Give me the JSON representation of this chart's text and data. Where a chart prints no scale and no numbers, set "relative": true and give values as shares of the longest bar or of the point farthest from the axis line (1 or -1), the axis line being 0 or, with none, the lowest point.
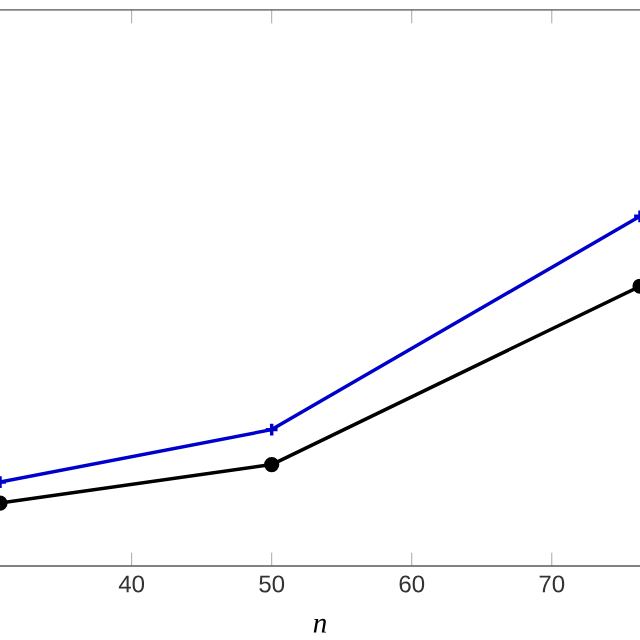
{
  "chart_data": {
    "type": "line",
    "relative": true,
    "xlabel": "n",
    "xlim": [
      30.6,
      76.3
    ],
    "xticks": [
      40,
      50,
      60,
      70
    ],
    "tick_labels": "x",
    "line_style": "solid",
    "series": [
      {
        "color": "#0000cc",
        "marker": "cross",
        "x": [
          30.6,
          50,
          76.3
        ],
        "values": [
          0.24,
          0.39,
          1.0
        ]
      },
      {
        "color": "#000000",
        "marker": "circle",
        "x": [
          30.6,
          50,
          76.3
        ],
        "values": [
          0.18,
          0.29,
          0.8
        ]
      }
    ]
  }
}
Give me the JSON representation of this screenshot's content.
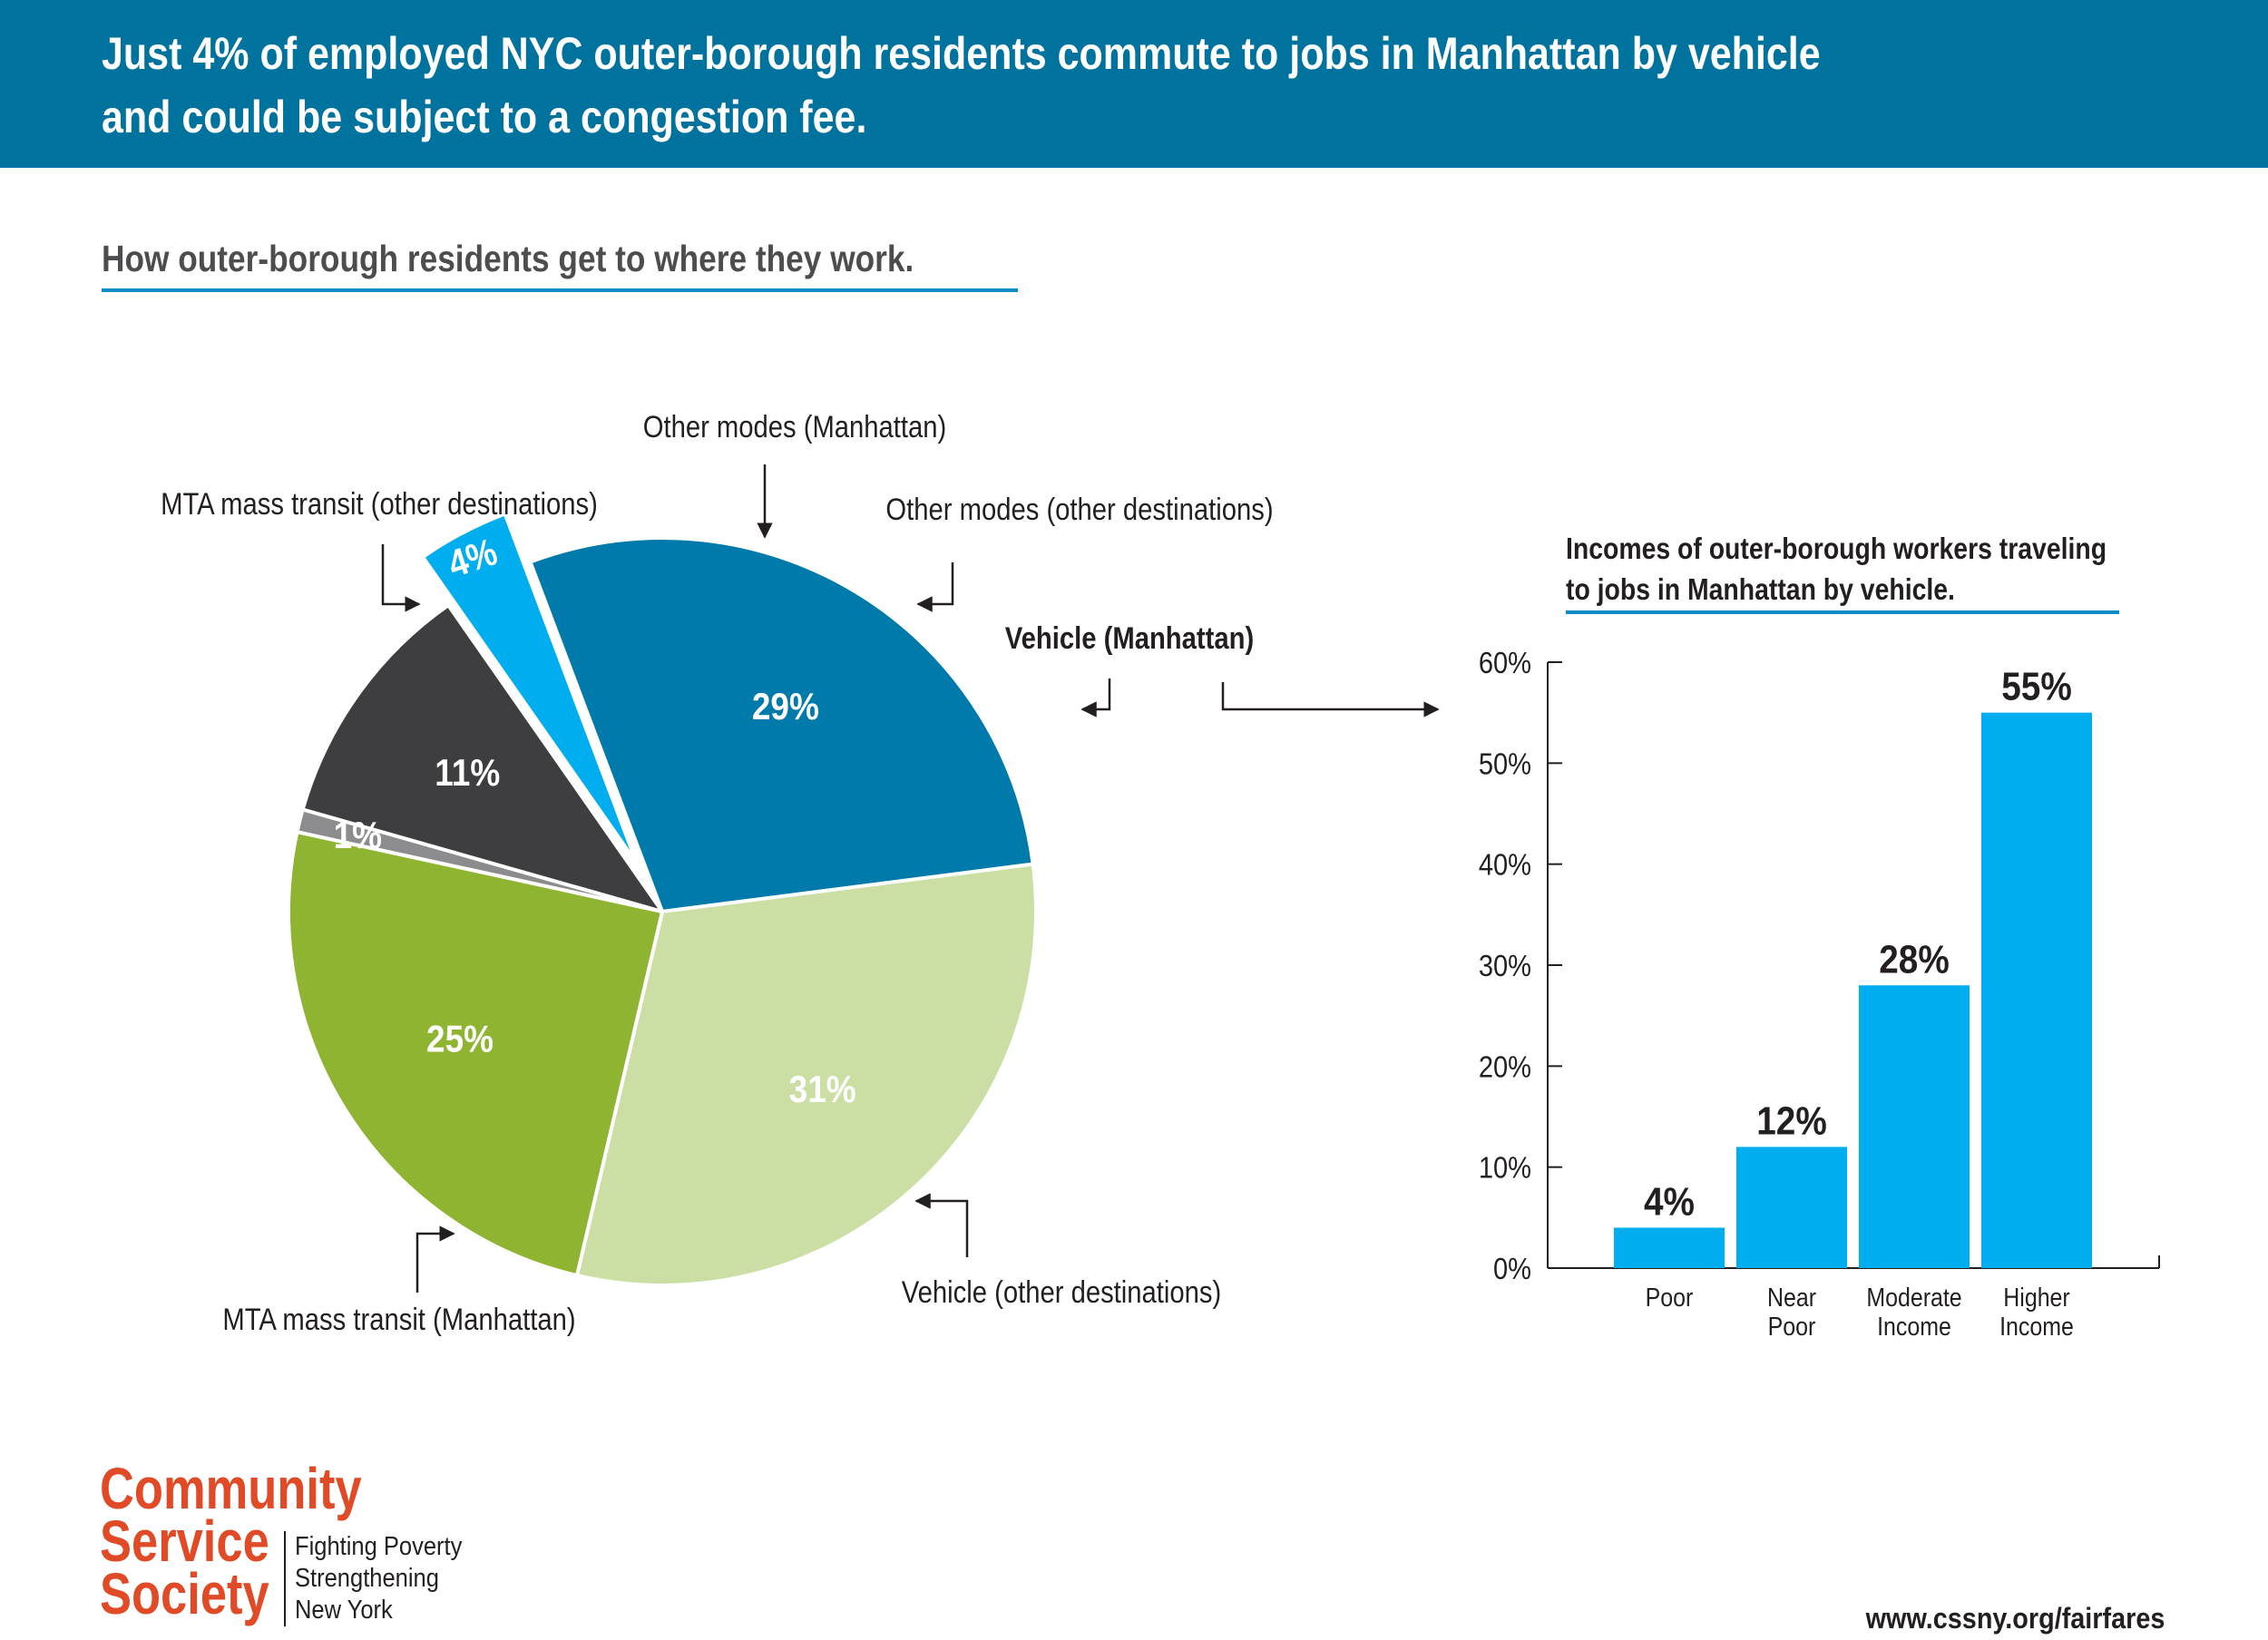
{
  "header": {
    "title": "Just 4% of employed NYC outer-borough residents commute to jobs in Manhattan by vehicle and could be subject to a congestion fee.",
    "subtitle": "How outer-borough residents get to where they work."
  },
  "chart_data": [
    {
      "type": "pie",
      "slices": [
        {
          "label": "Other modes (Manhattan)",
          "value": 1,
          "value_label": "1%",
          "color": "#8c8c8f"
        },
        {
          "label": "Other modes (other destinations)",
          "value": 11,
          "value_label": "11%",
          "color": "#3e3e40"
        },
        {
          "label": "Vehicle (Manhattan)",
          "value": 4,
          "value_label": "4%",
          "color": "#00aeef",
          "exploded": true
        },
        {
          "label": "Vehicle (other destinations)",
          "value": 29,
          "value_label": "29%",
          "color": "#0079ab"
        },
        {
          "label": "MTA mass transit (Manhattan)",
          "value": 31,
          "value_label": "31%",
          "color": "#cbdea3"
        },
        {
          "label": "MTA mass transit (other destinations)",
          "value": 25,
          "value_label": "25%",
          "color": "#8fb431"
        }
      ]
    },
    {
      "type": "bar",
      "title": "Incomes of outer-borough workers traveling to jobs in Manhattan by vehicle.",
      "categories": [
        "Poor",
        "Near Poor",
        "Moderate Income",
        "Higher Income"
      ],
      "category_lines": [
        [
          "Poor"
        ],
        [
          "Near",
          "Poor"
        ],
        [
          "Moderate",
          "Income"
        ],
        [
          "Higher",
          "Income"
        ]
      ],
      "values": [
        4,
        12,
        28,
        55
      ],
      "value_labels": [
        "4%",
        "12%",
        "28%",
        "55%"
      ],
      "ylim": [
        0,
        60
      ],
      "yticks": [
        0,
        10,
        20,
        30,
        40,
        50,
        60
      ],
      "ytick_labels": [
        "0%",
        "10%",
        "20%",
        "30%",
        "40%",
        "50%",
        "60%"
      ],
      "color": "#00aeef",
      "grid": false
    }
  ],
  "footer": {
    "logo_lines": [
      "Community",
      "Service",
      "Society"
    ],
    "tagline_lines": [
      "Fighting Poverty",
      "Strengthening",
      "New York"
    ],
    "url": "www.cssny.org/fairfares"
  }
}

● **The request**:
Determine how many lines of the listing hold the word "relative" and reply with that figure alone.

● **Result for this task**:
2